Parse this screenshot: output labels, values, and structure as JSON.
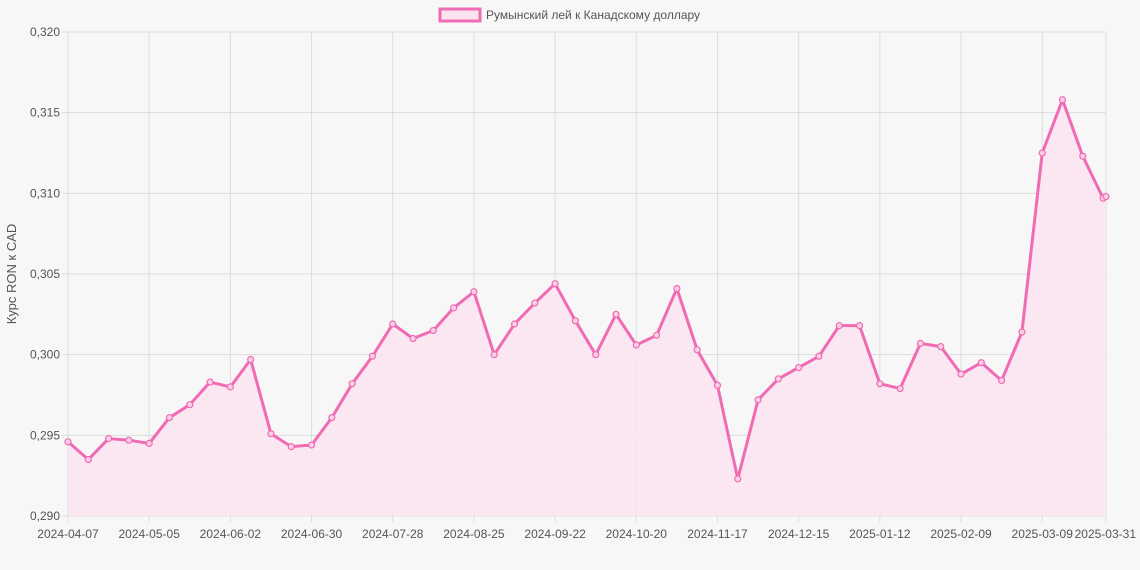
{
  "chart_data": {
    "type": "line",
    "title": "",
    "xlabel": "",
    "ylabel": "Курс RON к CAD",
    "ylim": [
      0.29,
      0.32
    ],
    "yticks": [
      "0,290",
      "0,295",
      "0,300",
      "0,305",
      "0,310",
      "0,315",
      "0,320"
    ],
    "xticks": [
      "2024-04-07",
      "2024-05-05",
      "2024-06-02",
      "2024-06-30",
      "2024-07-28",
      "2024-08-25",
      "2024-09-22",
      "2024-10-20",
      "2024-11-17",
      "2024-12-15",
      "2025-01-12",
      "2025-02-09",
      "2025-03-09",
      "2025-03-31"
    ],
    "grid": true,
    "legend_position": "top-center",
    "colors": {
      "line": "#f06bb4",
      "fill": "#f9e4ef",
      "grid": "#dddddd",
      "background": "#f7f7f7"
    },
    "series": [
      {
        "name": "Румынский лей к Канадскому доллару",
        "x": [
          "2024-04-07",
          "2024-04-14",
          "2024-04-21",
          "2024-04-28",
          "2024-05-05",
          "2024-05-12",
          "2024-05-19",
          "2024-05-26",
          "2024-06-02",
          "2024-06-09",
          "2024-06-16",
          "2024-06-23",
          "2024-06-30",
          "2024-07-07",
          "2024-07-14",
          "2024-07-21",
          "2024-07-28",
          "2024-08-04",
          "2024-08-11",
          "2024-08-18",
          "2024-08-25",
          "2024-09-01",
          "2024-09-08",
          "2024-09-15",
          "2024-09-22",
          "2024-09-29",
          "2024-10-06",
          "2024-10-13",
          "2024-10-20",
          "2024-10-27",
          "2024-11-03",
          "2024-11-10",
          "2024-11-17",
          "2024-11-24",
          "2024-12-01",
          "2024-12-08",
          "2024-12-15",
          "2024-12-22",
          "2024-12-29",
          "2025-01-05",
          "2025-01-12",
          "2025-01-19",
          "2025-01-26",
          "2025-02-02",
          "2025-02-09",
          "2025-02-16",
          "2025-02-23",
          "2025-03-02",
          "2025-03-09",
          "2025-03-16",
          "2025-03-23",
          "2025-03-30",
          "2025-03-31"
        ],
        "values": [
          0.2946,
          0.2935,
          0.2948,
          0.2947,
          0.2945,
          0.2961,
          0.2969,
          0.2983,
          0.298,
          0.2997,
          0.2951,
          0.2943,
          0.2944,
          0.2961,
          0.2982,
          0.2999,
          0.3019,
          0.301,
          0.3015,
          0.3029,
          0.3039,
          0.3,
          0.3019,
          0.3032,
          0.3044,
          0.3021,
          0.3,
          0.3025,
          0.3006,
          0.3012,
          0.3041,
          0.3003,
          0.2981,
          0.2923,
          0.2972,
          0.2985,
          0.2992,
          0.2999,
          0.3018,
          0.3018,
          0.2982,
          0.2979,
          0.3007,
          0.3005,
          0.2988,
          0.2995,
          0.2984,
          0.3014,
          0.3125,
          0.3158,
          0.3123,
          0.3097,
          0.3098
        ]
      }
    ]
  }
}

----

→ **Work to do**: Tally the lines in the listing that hold "values" and report the number alone.

→ **Task output**: 2